**Work to be completed:** In the text on the 1999 bombing of Belgrade, rewrite the passage from "GLAD: If we’re" up to and including "transition to self-governance." with "power outages" changed to "blackouts".

**Text shown:**
In 1999, as STONE TO FLESH prepared to record their debut album, “Some Wounds Bleed Forever”, Belgrade was bombed by NATO.

GLAD: I’ll never forget when they broke it on the news in late March 1999; the whole thing seemed utterly surreal. I mean, I couldn’t believe that the Americans and NATO were about to bomb a sovereign nation without a mandate from the UN. The first bombs fell that evening. Once the reality check kicked in, I guess all of us just entered some kind of survival mode and focused on once more enduring what was being thrown at us by the ‘civilised’ West.

KOZELJNIK: During those months of almost constant bombardment, living in the proximity of devastation was an everyday occurrence. I vividly remember the nightly raids, during which I was at the highest peak of a neurotic state of mind – lying in bed, waiting for a bomb to erase me from the face of the earth. Whenever the sirens woke me up, my ears were the only weapon I had as I listened for the high-frequency sound of incoming missiles.

GLAD: In early May 1999, my mother’s sister, Aunt Liljana, was killed when NATO targeted a military facility over a mile away. A piece of the bomb landed in their backyard, where she was standing with her husband and young daughter. The autopsy report showed that she was hit directly in the heart by a massive, crescent-shaped shrapnel. Died on the spot. If I were superstitious and didn’t know any better, I’d say that the circumstances under which she perished very much resembled some ominous, fucked-up shit straight out of a Slavic witchcraft textbook.

KOZELJNIK: One night there was an explosion damn close to my flat – they hit someone’s home just down the street. The next morning, we heard on the news that a pregnant woman had been killed in the very same house. After the bombings ceased, my mother was diagnosed with onset diabetes triggered by the chronic stress she endured in 1999. She passed away in March 2002.

GLAD: Other than these unfortunate events, it is believed that the number of civilian casualties during the ‘Merciful Angel’ campaign surpassed that of the September 11 attacks, although no major Western government or media outlet would ever acknowledge this.

‘Merciful Angel’ is how the seventy-eight days of NATO bombardment became known in Serbia. Some accounts suggest that it is a mistranslation of the official US name, Operation Noble Anvil. Estimates of casualties vary heavily depending on sources – from five or six hundred to several thousand. However, such calculations do not take into account the long-term effects of destroyed infrastructure, displacement of civilians, and emotional scars.

GLAD: If we’re talking about the impact on our collective psyche, I’m not sure we were greatly affected. By then, it was just cherry on the cake after almost a decade of conflict, financial struggle, power outages, skyrocketing inflation, and international sanctions. Once depleted uranium had stopped raining from the sky, most of us simply resumed our lives as before. Then again, no one undergoes such a disaster and emerges unscathed. Afterwards, I recall feeling a certain discomfort whenever I heard a siren. Being subjected to that eerie noise day after day for months on end was akin to Chinese torture.

The bombing campaign forced Serbia to withdraw the Yugoslav security forces from Kosovo. In their stead, NATO troops were deployed to maintain peace and security, and a United Nations interim administration was established to oversee the transition to self-governance.

KOZELJNIK: Looking back now, it’s clear that the NATO aggression of 1999 was the final nail in the coffin of Yugoslavia. Even then, we all knew that this unprecedented act had nothing to do with saving the ‘poor Albanians’ from a humanitarian crisis, but rather served as a convenient excuse to shell the shit out of our country. It was part of a twisted political agenda with the aim of dismantling communist and established socialist regimes in Eastern Europe and replacing them with Western-style democracies – no matter the price.

**Records supplied:**

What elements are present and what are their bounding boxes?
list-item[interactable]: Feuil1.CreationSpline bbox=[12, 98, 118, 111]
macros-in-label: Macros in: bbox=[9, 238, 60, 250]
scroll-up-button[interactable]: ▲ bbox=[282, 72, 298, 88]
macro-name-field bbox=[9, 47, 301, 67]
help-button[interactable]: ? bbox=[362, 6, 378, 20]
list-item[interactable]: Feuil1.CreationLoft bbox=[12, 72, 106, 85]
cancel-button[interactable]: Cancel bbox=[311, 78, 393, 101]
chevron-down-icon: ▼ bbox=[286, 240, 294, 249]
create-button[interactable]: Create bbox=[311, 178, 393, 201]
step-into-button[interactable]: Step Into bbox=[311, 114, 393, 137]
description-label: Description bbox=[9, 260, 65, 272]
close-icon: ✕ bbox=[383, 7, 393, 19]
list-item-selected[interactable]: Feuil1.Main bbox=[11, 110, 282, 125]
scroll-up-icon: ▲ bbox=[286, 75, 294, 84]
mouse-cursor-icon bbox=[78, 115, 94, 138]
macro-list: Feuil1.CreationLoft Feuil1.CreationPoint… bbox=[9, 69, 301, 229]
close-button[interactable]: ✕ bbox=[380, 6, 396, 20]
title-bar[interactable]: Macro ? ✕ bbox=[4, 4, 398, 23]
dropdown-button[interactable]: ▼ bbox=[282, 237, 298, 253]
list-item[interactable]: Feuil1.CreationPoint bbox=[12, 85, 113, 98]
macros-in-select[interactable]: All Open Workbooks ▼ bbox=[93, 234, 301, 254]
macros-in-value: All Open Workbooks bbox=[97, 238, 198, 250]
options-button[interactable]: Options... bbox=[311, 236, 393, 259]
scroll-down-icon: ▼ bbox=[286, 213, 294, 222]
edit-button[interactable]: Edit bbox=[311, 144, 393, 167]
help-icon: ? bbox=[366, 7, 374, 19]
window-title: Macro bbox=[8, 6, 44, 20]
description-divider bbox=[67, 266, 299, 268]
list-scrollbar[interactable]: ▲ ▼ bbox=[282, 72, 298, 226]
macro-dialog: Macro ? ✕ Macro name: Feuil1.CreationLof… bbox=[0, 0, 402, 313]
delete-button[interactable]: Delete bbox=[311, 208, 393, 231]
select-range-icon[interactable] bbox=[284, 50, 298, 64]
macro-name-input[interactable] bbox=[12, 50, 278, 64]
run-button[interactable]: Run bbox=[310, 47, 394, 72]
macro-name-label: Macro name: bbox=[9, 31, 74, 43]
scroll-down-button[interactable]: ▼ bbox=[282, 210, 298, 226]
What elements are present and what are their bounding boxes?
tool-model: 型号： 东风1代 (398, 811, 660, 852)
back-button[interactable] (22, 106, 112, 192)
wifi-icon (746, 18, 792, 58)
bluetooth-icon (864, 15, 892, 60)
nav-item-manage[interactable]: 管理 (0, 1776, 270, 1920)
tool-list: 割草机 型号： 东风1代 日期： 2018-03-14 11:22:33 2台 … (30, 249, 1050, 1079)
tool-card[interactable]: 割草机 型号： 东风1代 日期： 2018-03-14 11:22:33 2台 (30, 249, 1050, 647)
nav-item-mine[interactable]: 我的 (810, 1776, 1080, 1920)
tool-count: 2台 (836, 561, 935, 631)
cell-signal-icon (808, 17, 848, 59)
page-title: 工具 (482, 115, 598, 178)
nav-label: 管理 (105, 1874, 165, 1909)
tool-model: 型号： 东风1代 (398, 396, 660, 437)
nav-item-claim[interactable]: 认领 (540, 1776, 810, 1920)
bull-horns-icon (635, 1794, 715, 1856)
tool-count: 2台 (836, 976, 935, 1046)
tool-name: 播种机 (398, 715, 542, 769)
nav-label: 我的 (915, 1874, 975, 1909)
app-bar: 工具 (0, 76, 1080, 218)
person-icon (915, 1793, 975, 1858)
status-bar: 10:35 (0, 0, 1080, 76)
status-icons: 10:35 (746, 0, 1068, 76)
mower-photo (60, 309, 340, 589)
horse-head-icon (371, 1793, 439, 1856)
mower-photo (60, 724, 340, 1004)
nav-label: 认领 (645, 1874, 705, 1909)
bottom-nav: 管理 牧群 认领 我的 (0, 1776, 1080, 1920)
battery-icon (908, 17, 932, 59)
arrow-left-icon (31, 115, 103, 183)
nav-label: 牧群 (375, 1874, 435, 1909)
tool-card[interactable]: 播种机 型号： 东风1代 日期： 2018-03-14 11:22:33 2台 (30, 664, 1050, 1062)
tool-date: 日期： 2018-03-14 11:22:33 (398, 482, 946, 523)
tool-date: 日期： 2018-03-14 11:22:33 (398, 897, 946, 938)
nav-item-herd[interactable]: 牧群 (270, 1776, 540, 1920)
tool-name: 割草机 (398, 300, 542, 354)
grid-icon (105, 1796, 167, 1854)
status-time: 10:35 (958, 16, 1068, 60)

**Written solution:**
GLAD: If we’re talking about the impact on our collective psyche, I’m not sure we were greatly affected. By then, it was just cherry on the cake after almost a decade of conflict, financial struggle, blackouts, skyrocketing inflation, and international sanctions. Once depleted uranium had stopped raining from the sky, most of us simply resumed our lives as before. Then again, no one undergoes such a disaster and emerges unscathed. Afterwards, I recall feeling a certain discomfort whenever I heard a siren. Being subjected to that eerie noise day after day for months on end was akin to Chinese torture.

The bombing campaign forced Serbia to withdraw the Yugoslav security forces from Kosovo. In their stead, NATO troops were deployed to maintain peace and security, and a United Nations interim administration was established to oversee the transition to self-governance.